* [Job]: Collect all lines below with the string "Salaries".

::::::::

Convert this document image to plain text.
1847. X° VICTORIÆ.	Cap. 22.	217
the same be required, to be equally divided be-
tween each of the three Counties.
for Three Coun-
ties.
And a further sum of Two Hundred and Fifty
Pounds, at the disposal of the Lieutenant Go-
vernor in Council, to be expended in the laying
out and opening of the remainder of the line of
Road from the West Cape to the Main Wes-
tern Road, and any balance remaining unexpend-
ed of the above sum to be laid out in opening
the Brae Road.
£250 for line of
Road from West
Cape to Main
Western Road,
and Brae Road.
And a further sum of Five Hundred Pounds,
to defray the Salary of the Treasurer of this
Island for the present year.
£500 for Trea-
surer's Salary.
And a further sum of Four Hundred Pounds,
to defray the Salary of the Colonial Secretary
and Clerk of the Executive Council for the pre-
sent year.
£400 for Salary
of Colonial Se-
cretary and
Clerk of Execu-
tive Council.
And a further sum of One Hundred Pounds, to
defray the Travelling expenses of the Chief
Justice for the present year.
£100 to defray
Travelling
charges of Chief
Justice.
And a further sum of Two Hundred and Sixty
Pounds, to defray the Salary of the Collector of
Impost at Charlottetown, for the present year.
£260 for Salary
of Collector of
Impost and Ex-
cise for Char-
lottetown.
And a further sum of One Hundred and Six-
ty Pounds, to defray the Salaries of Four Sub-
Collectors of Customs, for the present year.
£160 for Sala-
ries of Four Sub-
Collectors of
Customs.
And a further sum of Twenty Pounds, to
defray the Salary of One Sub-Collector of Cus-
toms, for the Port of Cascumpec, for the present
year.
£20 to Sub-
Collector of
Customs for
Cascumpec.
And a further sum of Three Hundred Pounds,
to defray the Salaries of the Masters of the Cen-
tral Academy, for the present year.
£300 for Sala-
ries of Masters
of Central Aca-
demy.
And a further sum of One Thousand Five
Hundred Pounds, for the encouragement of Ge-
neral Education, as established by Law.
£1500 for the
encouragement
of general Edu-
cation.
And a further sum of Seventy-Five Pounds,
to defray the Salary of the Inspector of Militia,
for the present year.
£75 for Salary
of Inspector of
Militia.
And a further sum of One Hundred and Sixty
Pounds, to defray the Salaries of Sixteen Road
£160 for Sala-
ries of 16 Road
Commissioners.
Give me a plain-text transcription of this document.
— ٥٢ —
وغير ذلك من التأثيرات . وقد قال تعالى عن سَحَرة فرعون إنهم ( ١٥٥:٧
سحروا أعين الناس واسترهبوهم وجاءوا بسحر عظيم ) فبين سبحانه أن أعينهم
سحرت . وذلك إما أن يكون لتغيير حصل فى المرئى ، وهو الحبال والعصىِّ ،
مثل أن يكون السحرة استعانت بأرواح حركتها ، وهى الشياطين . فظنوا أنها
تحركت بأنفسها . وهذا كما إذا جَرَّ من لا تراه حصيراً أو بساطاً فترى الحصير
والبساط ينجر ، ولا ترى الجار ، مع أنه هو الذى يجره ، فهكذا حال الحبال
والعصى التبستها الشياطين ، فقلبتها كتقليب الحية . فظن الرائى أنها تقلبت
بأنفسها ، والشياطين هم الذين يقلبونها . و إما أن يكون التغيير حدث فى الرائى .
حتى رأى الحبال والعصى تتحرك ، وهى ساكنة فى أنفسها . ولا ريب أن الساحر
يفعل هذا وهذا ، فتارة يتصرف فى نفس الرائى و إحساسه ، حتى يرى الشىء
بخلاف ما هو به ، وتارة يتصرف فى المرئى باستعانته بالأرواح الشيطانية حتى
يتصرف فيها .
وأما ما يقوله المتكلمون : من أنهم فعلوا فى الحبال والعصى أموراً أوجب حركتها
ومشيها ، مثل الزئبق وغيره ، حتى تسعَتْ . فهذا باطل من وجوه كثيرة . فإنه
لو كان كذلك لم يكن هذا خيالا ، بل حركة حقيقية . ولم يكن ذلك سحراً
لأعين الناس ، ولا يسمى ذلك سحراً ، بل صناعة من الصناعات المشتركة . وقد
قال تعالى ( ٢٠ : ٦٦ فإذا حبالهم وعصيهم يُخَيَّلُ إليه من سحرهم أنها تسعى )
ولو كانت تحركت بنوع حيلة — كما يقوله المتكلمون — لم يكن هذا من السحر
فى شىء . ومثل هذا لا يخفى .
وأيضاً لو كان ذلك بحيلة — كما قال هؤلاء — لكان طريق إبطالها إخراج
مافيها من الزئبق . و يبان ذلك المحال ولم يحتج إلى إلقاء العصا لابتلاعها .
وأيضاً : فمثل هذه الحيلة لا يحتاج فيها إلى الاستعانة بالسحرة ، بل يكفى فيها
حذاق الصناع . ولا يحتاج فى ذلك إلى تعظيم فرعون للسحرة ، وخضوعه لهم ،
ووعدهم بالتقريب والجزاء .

::::::::

* [Exercise solution]:
ty Pounds, to defray the Salaries of Four Sub-
to defray the Salaries of the Masters of the Cen-
Pounds, to defray the Salaries of Sixteen Road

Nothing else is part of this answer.